▸ Work instructions: Output the material below in its entirety, exactly as given.

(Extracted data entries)
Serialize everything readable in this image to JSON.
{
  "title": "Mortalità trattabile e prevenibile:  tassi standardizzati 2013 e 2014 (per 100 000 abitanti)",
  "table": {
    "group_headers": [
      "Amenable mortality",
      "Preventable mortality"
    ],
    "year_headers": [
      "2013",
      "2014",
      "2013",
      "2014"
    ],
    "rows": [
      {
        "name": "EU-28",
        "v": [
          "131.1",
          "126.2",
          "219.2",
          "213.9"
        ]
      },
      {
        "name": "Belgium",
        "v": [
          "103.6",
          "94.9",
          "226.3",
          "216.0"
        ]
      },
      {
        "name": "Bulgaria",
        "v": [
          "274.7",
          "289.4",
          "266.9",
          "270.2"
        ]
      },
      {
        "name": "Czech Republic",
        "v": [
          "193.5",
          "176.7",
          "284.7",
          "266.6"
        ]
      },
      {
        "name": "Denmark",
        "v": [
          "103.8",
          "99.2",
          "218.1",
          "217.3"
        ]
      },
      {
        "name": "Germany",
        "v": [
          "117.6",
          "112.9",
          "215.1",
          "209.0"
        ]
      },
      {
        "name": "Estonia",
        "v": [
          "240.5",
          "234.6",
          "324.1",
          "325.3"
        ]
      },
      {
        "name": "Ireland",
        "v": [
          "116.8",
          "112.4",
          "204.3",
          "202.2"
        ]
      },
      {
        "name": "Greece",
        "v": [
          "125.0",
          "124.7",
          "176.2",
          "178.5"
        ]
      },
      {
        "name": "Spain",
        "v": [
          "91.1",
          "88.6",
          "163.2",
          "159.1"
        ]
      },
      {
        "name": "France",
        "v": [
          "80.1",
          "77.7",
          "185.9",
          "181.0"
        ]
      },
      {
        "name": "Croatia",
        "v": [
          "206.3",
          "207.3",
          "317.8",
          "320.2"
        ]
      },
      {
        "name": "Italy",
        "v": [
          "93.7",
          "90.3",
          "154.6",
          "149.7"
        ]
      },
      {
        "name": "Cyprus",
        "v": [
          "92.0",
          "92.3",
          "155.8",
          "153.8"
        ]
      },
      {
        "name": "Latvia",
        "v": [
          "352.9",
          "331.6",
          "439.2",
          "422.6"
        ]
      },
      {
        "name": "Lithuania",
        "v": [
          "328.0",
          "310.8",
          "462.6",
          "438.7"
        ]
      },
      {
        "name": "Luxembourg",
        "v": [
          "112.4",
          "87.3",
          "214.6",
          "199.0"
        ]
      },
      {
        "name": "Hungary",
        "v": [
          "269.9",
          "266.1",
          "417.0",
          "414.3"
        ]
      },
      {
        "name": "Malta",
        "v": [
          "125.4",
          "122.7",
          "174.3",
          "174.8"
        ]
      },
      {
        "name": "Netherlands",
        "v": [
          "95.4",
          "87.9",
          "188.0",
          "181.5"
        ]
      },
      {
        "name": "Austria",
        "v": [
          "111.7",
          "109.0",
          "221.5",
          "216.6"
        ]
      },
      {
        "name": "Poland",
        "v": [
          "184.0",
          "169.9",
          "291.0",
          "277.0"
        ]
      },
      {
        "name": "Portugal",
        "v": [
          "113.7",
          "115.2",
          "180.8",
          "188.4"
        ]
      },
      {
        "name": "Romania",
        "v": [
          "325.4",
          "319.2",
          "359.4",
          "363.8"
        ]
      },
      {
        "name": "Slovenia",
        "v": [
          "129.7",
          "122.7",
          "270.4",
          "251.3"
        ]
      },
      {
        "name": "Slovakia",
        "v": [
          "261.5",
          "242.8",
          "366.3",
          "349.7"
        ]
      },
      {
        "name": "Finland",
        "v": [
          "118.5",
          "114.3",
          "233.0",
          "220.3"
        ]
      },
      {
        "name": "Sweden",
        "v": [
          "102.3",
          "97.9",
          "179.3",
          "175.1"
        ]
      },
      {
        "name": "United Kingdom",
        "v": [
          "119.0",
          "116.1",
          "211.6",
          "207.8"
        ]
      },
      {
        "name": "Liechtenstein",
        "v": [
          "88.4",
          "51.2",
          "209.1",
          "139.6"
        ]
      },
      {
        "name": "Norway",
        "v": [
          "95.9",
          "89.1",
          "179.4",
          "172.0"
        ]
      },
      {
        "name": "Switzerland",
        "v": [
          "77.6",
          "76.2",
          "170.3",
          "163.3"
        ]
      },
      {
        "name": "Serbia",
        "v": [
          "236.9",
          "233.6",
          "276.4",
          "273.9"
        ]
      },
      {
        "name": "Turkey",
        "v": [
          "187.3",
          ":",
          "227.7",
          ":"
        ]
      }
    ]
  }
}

▸ Finished exercise:
Serialize everything readable in this image to JSON.
{
  "title": "Mortalità trattabile e prevenibile:  tassi standardizzati 2013 e 2014 (per 100 000 abitanti)",
  "table": {
    "group_headers": [
      "Amenable mortality",
      "Preventable mortality"
    ],
    "year_headers": [
      "2013",
      "2014",
      "2013",
      "2014"
    ],
    "rows": [
      {
        "name": "EU-28",
        "v": [
          "131.1",
          "126.2",
          "219.2",
          "213.9"
        ]
      },
      {
        "name": "Belgium",
        "v": [
          "103.6",
          "94.9",
          "226.3",
          "216.0"
        ]
      },
      {
        "name": "Bulgaria",
        "v": [
          "274.7",
          "289.4",
          "266.9",
          "270.2"
        ]
      },
      {
        "name": "Czech Republic",
        "v": [
          "193.5",
          "176.7",
          "284.7",
          "266.6"
        ]
      },
      {
        "name": "Denmark",
        "v": [
          "103.8",
          "99.2",
          "218.1",
          "217.3"
        ]
      },
      {
        "name": "Germany",
        "v": [
          "117.6",
          "112.9",
          "215.1",
          "209.0"
        ]
      },
      {
        "name": "Estonia",
        "v": [
          "240.5",
          "234.6",
          "324.1",
          "325.3"
        ]
      },
      {
        "name": "Ireland",
        "v": [
          "116.8",
          "112.4",
          "204.3",
          "202.2"
        ]
      },
      {
        "name": "Greece",
        "v": [
          "125.0",
          "124.7",
          "176.2",
          "178.5"
        ]
      },
      {
        "name": "Spain",
        "v": [
          "91.1",
          "88.6",
          "163.2",
          "159.1"
        ]
      },
      {
        "name": "France",
        "v": [
          "80.1",
          "77.7",
          "185.9",
          "181.0"
        ]
      },
      {
        "name": "Croatia",
        "v": [
          "206.3",
          "207.3",
          "317.8",
          "320.2"
        ]
      },
      {
        "name": "Italy",
        "v": [
          "93.7",
          "90.3",
          "154.6",
          "149.7"
        ]
      },
      {
        "name": "Cyprus",
        "v": [
          "92.0",
          "92.3",
          "155.8",
          "153.8"
        ]
      },
      {
        "name": "Latvia",
        "v": [
          "352.9",
          "331.6",
          "439.2",
          "422.6"
        ]
      },
      {
        "name": "Lithuania",
        "v": [
          "328.0",
          "310.8",
          "462.6",
          "438.7"
        ]
      },
      {
        "name": "Luxembourg",
        "v": [
          "112.4",
          "87.3",
          "214.6",
          "199.0"
        ]
      },
      {
        "name": "Hungary",
        "v": [
          "269.9",
          "266.1",
          "417.0",
          "414.3"
        ]
      },
      {
        "name": "Malta",
        "v": [
          "125.4",
          "122.7",
          "174.3",
          "174.8"
        ]
      },
      {
        "name": "Netherlands",
        "v": [
          "95.4",
          "87.9",
          "188.0",
          "181.5"
        ]
      },
      {
        "name": "Austria",
        "v": [
          "111.7",
          "109.0",
          "221.5",
          "216.6"
        ]
      },
      {
        "name": "Poland",
        "v": [
          "184.0",
          "169.9",
          "291.0",
          "277.0"
        ]
      },
      {
        "name": "Portugal",
        "v": [
          "113.7",
          "115.2",
          "180.8",
          "188.4"
        ]
      },
      {
        "name": "Romania",
        "v": [
          "325.4",
          "319.2",
          "359.4",
          "363.8"
        ]
      },
      {
        "name": "Slovenia",
        "v": [
          "129.7",
          "122.7",
          "270.4",
          "251.3"
        ]
      },
      {
        "name": "Slovakia",
        "v": [
          "261.5",
          "242.8",
          "366.3",
          "349.7"
        ]
      },
      {
        "name": "Finland",
        "v": [
          "118.5",
          "114.3",
          "233.0",
          "220.3"
        ]
      },
      {
        "name": "Sweden",
        "v": [
          "102.3",
          "97.9",
          "179.3",
          "175.1"
        ]
      },
      {
        "name": "United Kingdom",
        "v": [
          "119.0",
          "116.1",
          "211.6",
          "207.8"
        ]
      },
      {
        "name": "Liechtenstein",
        "v": [
          "88.4",
          "51.2",
          "209.1",
          "139.6"
        ]
      },
      {
        "name": "Norway",
        "v": [
          "95.9",
          "89.1",
          "179.4",
          "172.0"
        ]
      },
      {
        "name": "Switzerland",
        "v": [
          "77.6",
          "76.2",
          "170.3",
          "163.3"
        ]
      },
      {
        "name": "Serbia",
        "v": [
          "236.9",
          "233.6",
          "276.4",
          "273.9"
        ]
      },
      {
        "name": "Turkey",
        "v": [
          "187.3",
          ":",
          "227.7",
          ":"
        ]
      }
    ]
  }
}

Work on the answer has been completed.